## Task
Print the data that follows exactly.

## Provided entries
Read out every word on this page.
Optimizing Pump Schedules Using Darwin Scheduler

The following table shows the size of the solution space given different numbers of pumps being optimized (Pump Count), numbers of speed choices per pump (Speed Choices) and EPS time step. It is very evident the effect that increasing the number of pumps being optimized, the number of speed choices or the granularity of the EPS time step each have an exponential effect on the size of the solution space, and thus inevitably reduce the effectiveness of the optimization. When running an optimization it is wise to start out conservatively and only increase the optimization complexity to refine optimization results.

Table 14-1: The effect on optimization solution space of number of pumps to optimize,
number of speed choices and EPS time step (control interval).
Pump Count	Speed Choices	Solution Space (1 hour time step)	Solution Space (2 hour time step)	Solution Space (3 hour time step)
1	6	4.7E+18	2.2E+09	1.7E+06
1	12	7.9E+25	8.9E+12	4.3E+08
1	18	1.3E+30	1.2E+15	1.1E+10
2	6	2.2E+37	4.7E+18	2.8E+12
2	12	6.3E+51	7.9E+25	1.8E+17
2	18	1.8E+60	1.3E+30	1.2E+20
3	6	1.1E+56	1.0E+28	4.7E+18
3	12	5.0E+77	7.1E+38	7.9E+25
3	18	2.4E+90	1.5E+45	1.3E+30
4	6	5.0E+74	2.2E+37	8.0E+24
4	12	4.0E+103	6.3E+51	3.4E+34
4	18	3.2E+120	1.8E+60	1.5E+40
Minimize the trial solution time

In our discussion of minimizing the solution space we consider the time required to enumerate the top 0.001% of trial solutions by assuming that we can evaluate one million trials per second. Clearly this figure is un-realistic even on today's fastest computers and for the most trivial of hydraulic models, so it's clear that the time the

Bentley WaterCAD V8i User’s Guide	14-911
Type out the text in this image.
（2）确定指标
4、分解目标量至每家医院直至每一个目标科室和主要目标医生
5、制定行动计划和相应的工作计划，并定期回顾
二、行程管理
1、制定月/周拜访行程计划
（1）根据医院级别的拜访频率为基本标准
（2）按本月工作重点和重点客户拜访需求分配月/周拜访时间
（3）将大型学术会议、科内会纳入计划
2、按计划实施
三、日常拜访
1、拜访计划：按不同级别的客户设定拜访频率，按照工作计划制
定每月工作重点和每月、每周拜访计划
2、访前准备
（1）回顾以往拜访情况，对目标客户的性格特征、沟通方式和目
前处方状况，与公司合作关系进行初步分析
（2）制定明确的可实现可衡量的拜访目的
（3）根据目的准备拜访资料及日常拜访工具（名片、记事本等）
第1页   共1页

## Completed task
Read out every word on this page.
Optimizing Pump Schedules Using Darwin Scheduler

The following table shows the size of the solution space given different numbers of pumps being optimized (Pump Count), numbers of speed choices per pump (Speed Choices) and EPS time step. It is very evident the effect that increasing the number of pumps being optimized, the number of speed choices or the granularity of the EPS time step each have an exponential effect on the size of the solution space, and thus inevitably reduce the effectiveness of the optimization. When running an optimization it is wise to start out conservatively and only increase the optimization complexity to refine optimization results.

Table 14-1: The effect on optimization solution space of number of pumps to optimize,
number of speed choices and EPS time step (control interval).
Pump Count	Speed Choices	Solution Space (1 hour time step)	Solution Space (2 hour time step)	Solution Space (3 hour time step)
1	6	4.7E+18	2.2E+09	1.7E+06
1	12	7.9E+25	8.9E+12	4.3E+08
1	18	1.3E+30	1.2E+15	1.1E+10
2	6	2.2E+37	4.7E+18	2.8E+12
2	12	6.3E+51	7.9E+25	1.8E+17
2	18	1.8E+60	1.3E+30	1.2E+20
3	6	1.1E+56	1.0E+28	4.7E+18
3	12	5.0E+77	7.1E+38	7.9E+25
3	18	2.4E+90	1.5E+45	1.3E+30
4	6	5.0E+74	2.2E+37	8.0E+24
4	12	4.0E+103	6.3E+51	3.4E+34
4	18	3.2E+120	1.8E+60	1.5E+40
Minimize the trial solution time

In our discussion of minimizing the solution space we consider the time required to enumerate the top 0.001% of trial solutions by assuming that we can evaluate one million trials per second. Clearly this figure is un-realistic even on today's fastest computers and for the most trivial of hydraulic models, so it's clear that the time the

Bentley WaterCAD V8i User’s Guide	14-911
Type out the text in this image.
（2）确定指标
4、分解目标量至每家医院直至每一个目标科室和主要目标医生
5、制定行动计划和相应的工作计划，并定期回顾
二、行程管理
1、制定月/周拜访行程计划
（1）根据医院级别的拜访频率为基本标准
（2）按本月工作重点和重点客户拜访需求分配月/周拜访时间
（3）将大型学术会议、科内会纳入计划
2、按计划实施
三、日常拜访
1、拜访计划：按不同级别的客户设定拜访频率，按照工作计划制
定每月工作重点和每月、每周拜访计划
2、访前准备
（1）回顾以往拜访情况，对目标客户的性格特征、沟通方式和目
前处方状况，与公司合作关系进行初步分析
（2）制定明确的可实现可衡量的拜访目的
（3）根据目的准备拜访资料及日常拜访工具（名片、记事本等）
第1页   共1页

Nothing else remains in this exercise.